Filter the records below down to lines containing "JSON".

[Saved entries]
++++++

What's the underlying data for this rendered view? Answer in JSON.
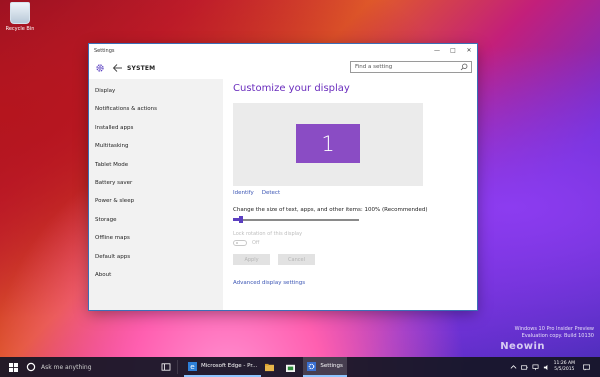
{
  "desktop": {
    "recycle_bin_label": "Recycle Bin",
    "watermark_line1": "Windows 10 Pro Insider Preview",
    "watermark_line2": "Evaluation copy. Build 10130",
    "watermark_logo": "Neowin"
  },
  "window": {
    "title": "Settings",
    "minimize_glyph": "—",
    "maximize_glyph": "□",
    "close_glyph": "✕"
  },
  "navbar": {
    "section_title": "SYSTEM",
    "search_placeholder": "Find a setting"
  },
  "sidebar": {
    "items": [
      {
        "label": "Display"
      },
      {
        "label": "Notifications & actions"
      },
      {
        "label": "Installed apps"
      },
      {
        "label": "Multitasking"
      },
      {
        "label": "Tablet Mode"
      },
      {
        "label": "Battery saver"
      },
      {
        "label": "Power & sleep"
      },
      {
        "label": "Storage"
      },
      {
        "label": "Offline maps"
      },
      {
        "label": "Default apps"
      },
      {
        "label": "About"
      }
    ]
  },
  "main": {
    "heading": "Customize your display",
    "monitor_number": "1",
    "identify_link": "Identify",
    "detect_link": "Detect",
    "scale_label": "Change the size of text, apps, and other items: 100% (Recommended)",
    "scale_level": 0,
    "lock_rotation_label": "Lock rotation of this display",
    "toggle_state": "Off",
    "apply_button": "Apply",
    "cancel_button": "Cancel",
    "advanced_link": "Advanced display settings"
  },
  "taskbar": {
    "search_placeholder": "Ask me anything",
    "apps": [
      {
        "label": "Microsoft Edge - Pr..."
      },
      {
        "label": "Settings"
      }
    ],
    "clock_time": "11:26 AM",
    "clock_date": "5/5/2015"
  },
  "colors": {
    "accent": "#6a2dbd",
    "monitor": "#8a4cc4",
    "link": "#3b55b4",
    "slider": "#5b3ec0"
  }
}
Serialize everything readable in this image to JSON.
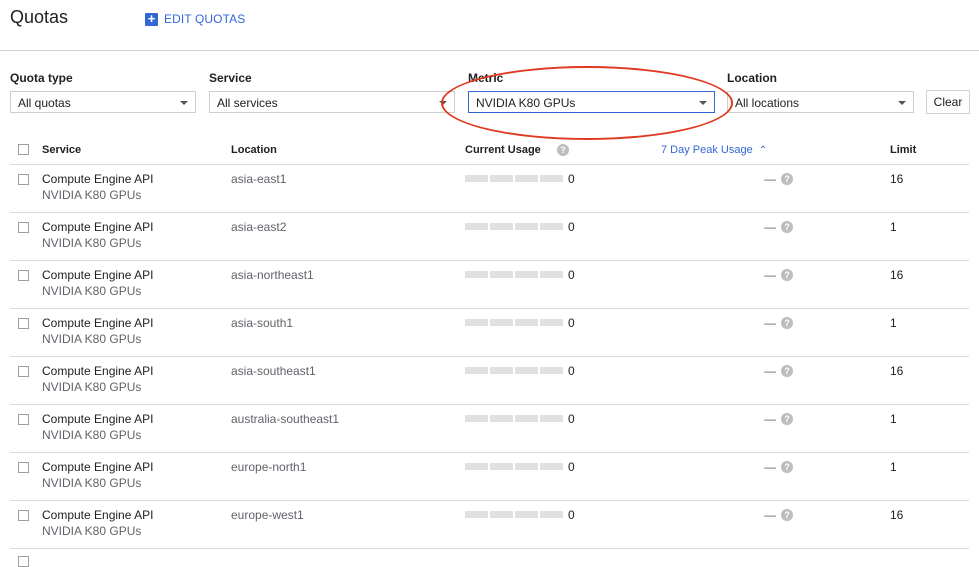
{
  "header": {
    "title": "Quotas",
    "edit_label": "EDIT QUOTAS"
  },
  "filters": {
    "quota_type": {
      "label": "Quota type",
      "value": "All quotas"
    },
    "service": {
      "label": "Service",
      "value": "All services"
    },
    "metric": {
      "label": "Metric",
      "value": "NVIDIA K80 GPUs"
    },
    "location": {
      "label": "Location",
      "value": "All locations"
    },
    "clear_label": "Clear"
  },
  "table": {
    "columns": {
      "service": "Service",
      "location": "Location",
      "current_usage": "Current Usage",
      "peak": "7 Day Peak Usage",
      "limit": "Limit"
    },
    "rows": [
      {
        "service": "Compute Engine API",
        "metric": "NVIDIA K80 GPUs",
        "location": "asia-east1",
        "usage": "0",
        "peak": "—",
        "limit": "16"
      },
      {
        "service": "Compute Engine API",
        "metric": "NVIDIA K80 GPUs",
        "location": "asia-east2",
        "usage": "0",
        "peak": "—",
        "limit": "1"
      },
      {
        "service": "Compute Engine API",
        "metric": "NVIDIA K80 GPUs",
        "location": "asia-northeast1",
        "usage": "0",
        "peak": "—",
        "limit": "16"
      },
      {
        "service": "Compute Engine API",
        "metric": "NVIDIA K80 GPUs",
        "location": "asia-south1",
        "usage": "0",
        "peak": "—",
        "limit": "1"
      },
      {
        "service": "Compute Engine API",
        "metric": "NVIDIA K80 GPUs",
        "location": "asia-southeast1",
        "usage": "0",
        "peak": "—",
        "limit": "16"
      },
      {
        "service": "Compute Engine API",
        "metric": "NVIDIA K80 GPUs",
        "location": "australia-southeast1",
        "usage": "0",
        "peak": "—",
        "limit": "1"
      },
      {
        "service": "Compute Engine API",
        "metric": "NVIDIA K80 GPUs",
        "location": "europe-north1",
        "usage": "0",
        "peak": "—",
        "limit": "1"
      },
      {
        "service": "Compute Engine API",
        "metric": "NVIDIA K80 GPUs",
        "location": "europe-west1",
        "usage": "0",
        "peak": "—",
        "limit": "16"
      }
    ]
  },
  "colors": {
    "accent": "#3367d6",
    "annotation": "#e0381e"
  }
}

++++++

FINAL RESULT:
What's the underlying data for this rendered view? Answer in JSON.
Serialize everything readable in this image to JSON.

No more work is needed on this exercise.